#### Direction:
Below are records; state how many of their lines hold the word "people", and give only the figure.

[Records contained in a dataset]
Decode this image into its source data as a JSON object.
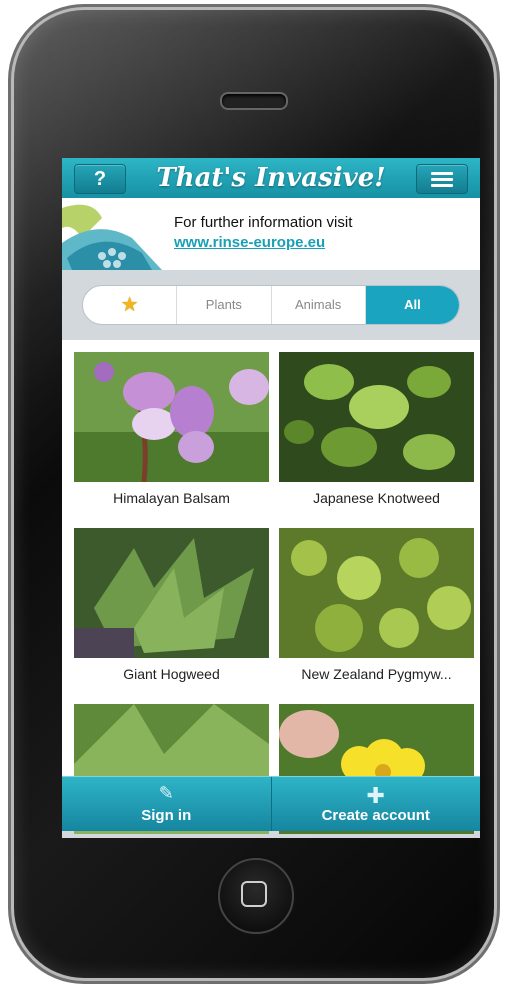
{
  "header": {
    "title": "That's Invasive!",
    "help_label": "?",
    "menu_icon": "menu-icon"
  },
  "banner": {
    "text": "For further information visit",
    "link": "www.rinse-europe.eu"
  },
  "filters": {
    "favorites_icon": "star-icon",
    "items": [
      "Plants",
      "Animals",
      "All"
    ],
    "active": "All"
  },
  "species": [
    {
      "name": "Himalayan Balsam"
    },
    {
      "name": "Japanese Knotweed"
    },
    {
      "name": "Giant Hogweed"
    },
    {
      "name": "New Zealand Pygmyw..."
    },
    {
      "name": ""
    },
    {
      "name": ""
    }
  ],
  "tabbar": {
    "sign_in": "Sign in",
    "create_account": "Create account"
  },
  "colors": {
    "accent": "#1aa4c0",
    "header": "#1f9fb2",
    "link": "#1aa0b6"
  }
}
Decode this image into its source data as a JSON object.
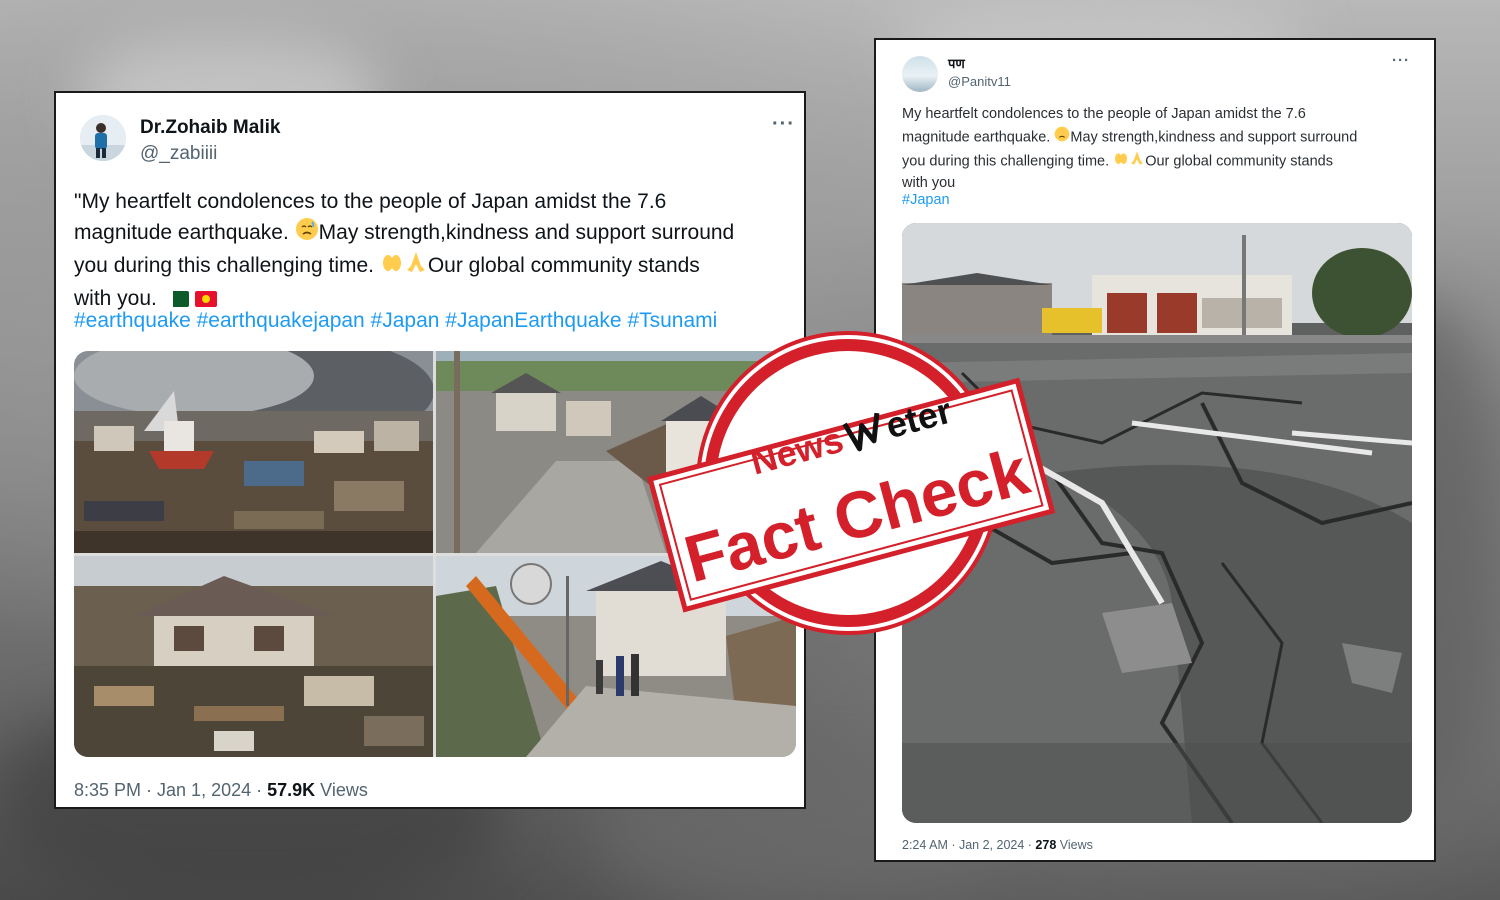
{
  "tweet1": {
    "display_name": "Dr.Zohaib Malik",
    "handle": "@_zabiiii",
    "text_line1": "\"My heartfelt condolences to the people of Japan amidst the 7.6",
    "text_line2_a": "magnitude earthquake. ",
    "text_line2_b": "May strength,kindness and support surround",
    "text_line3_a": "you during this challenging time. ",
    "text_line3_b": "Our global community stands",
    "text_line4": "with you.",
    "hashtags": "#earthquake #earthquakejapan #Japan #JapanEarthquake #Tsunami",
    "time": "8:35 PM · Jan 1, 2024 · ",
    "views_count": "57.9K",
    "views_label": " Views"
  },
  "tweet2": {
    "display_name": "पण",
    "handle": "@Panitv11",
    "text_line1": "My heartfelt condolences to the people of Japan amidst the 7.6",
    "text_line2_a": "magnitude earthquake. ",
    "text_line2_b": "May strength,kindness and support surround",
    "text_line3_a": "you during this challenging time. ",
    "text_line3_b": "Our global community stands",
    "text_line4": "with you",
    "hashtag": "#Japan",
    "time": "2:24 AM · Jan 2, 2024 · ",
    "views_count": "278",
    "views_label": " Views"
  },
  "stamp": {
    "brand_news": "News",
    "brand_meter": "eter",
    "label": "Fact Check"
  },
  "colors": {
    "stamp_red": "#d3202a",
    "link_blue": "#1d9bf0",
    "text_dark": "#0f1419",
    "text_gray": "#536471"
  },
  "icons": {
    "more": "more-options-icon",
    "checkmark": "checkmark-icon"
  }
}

...

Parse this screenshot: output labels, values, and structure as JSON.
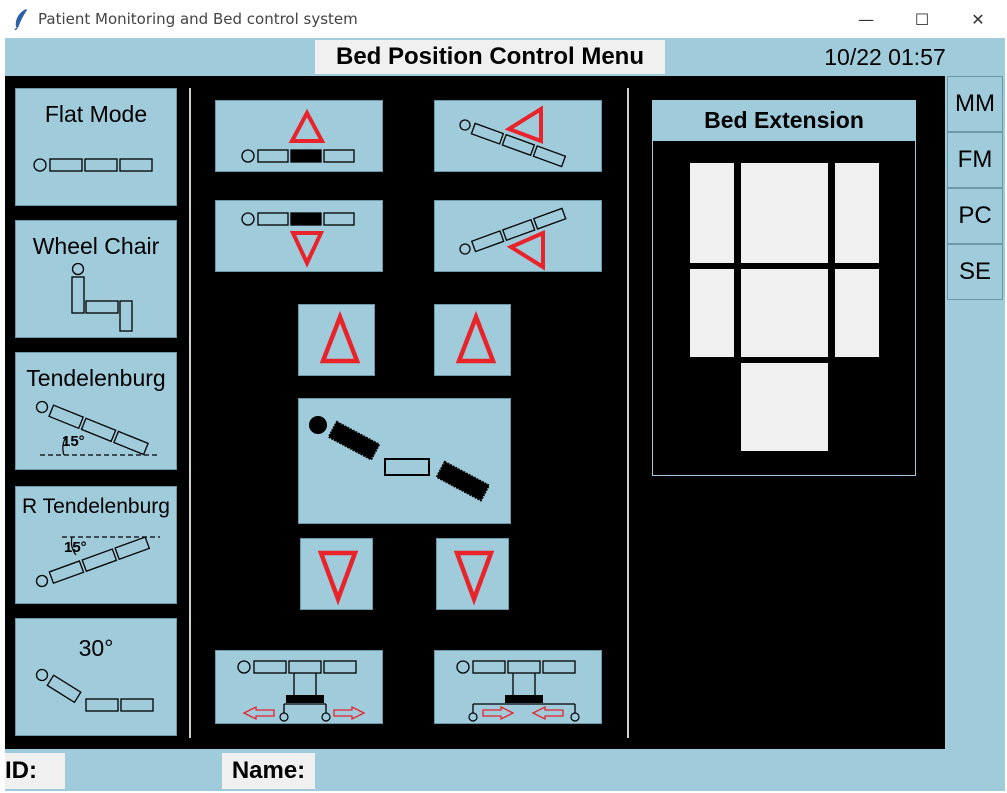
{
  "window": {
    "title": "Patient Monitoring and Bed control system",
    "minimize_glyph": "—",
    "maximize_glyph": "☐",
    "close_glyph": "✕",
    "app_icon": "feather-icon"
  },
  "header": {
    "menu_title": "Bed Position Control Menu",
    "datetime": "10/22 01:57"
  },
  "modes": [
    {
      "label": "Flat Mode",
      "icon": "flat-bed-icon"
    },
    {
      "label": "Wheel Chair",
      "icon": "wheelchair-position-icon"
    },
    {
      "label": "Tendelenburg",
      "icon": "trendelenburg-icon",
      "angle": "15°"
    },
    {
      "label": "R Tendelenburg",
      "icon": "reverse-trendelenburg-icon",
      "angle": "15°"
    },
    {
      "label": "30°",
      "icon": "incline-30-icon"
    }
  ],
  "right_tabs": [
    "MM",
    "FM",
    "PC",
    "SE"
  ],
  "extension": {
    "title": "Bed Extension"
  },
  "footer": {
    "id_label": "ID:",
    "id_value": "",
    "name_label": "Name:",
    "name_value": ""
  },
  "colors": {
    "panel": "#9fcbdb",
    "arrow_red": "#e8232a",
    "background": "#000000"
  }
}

#### Exercise output:
2